■ **Passage shown**
+---+

The Standing Committee of the National People's Congress or China's legislature scrapped an amendment that would have criminalized abortions based on the sex of the fetus in late June as lawmakers held sharply divided views.

The amendment called for fines and prison terms of up to three years for aborting a fetus based on the sex of the fetus, but some lawmakers argued that it is hard to collect evidence and pregnant women should enjoy the right to know the sex of their unborn child.

In China, where sons are traditionally preferred and most couples can have only one child, a number of prospective parents used to abort their pregnancy if tests showed the fetus was female. As a result there are 119 boys born for every 100 girls in China, much higher than the global ratio of 103 to 107 boys for 100 girls.

Zhang Weiqing, minister in charge of the SCPFP, said that the government will prosecute institutions and individuals involved in illegal selective abortions.

+---+

■ **Element region listings**

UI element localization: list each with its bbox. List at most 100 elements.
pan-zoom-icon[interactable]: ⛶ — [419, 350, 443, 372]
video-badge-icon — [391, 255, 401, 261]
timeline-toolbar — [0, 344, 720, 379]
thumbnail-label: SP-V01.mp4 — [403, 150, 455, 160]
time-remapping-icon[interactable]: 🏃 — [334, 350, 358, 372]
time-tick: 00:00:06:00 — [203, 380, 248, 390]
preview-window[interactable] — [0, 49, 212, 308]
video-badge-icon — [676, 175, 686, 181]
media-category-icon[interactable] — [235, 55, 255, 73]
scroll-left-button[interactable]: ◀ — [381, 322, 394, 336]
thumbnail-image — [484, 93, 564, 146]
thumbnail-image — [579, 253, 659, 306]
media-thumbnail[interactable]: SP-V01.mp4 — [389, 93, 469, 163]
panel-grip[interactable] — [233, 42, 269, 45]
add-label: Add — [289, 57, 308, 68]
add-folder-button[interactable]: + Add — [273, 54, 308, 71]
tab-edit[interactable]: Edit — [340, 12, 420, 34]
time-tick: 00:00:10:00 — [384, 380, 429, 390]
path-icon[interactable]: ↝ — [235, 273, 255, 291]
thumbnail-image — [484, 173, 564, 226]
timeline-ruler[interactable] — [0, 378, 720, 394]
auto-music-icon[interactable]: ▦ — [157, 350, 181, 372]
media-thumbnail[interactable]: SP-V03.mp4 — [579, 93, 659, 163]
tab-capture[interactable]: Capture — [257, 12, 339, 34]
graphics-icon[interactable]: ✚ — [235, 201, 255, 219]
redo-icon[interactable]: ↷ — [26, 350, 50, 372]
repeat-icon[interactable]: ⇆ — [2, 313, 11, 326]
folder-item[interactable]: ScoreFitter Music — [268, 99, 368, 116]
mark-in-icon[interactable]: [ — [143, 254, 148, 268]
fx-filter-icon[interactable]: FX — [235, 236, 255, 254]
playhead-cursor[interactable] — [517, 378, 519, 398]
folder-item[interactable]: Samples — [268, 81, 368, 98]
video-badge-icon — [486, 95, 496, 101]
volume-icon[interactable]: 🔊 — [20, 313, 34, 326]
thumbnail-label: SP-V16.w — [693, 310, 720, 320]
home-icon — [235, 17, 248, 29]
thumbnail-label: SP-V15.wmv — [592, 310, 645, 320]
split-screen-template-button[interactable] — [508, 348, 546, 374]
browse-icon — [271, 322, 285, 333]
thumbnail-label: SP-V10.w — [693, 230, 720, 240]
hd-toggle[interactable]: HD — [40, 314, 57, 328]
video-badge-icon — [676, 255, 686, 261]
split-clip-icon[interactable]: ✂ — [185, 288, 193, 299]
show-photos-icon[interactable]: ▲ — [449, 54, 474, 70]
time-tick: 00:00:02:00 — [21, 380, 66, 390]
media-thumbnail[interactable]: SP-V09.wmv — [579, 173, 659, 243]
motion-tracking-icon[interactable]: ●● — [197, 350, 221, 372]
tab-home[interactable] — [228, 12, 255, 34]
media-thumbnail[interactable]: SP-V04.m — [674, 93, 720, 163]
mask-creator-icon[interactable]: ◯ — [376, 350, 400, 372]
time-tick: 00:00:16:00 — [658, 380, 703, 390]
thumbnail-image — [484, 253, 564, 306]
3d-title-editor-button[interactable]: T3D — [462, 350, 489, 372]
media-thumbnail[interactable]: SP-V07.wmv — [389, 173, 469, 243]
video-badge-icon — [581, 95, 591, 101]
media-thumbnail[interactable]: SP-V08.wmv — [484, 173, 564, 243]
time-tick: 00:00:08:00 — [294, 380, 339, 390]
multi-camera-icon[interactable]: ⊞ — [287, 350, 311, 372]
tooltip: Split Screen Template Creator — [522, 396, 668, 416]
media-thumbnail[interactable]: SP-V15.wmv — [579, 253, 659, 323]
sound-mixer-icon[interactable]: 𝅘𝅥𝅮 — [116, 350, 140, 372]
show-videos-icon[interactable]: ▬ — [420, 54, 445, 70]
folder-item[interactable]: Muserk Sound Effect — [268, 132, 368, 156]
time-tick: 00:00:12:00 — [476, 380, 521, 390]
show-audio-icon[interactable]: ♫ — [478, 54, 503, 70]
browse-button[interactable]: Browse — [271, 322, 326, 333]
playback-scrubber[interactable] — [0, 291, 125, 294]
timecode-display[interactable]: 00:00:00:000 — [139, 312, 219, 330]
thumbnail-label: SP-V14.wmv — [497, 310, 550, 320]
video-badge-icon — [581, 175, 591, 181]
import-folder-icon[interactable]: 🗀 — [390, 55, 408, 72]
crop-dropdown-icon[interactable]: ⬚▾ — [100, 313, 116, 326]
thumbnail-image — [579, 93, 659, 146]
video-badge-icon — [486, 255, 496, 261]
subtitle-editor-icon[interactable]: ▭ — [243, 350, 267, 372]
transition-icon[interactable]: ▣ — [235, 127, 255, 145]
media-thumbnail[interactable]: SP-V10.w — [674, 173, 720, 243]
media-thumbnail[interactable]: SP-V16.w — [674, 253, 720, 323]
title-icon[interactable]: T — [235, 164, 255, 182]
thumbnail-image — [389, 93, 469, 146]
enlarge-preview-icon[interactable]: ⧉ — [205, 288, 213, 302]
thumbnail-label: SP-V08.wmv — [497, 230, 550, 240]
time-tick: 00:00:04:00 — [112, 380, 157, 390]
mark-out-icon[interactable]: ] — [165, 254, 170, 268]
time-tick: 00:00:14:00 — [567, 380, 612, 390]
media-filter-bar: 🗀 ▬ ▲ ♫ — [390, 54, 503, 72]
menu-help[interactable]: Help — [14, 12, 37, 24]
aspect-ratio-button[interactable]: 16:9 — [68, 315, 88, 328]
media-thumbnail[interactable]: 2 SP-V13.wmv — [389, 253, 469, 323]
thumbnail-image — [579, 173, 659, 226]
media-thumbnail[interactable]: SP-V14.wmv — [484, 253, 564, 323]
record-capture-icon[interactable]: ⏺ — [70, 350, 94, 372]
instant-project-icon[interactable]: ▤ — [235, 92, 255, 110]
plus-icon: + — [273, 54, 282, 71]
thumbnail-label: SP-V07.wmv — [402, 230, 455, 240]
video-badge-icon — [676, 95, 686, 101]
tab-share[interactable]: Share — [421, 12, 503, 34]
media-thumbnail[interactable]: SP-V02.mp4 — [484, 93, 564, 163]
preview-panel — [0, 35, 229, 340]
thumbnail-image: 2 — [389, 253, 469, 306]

+---+

■ **Exercises**
**1.** In the passage on China's sex-selective abortion amendment, how many boys are born in China for every 100 girls?
**2.** Continue the passage on China's sex-selective abortion amendment from the point where it stops.

■ **Answers given**
**1.** 119 boys are born for every 100 girls.

**2.**
Only seven out of 31 provincial regions report a gender ratio below 110 boys to 100 girls and boys under the age of nine outnumber girls in the same age group by 12.77 million.

Li Shuzhuo, professor with the Xi'an Jiaotong University, urged the government to create more policy incentives and build a rural social security net to help squelch people's preference for boys.

The SCPFP has launched a "Care for Girls" program in 24 counties around the country in 2003 to promote the social status of girls and women. It also provides social benefits, including cash payments to families with only girls. The program is credited with a more balance gender ratio in the pilot regions.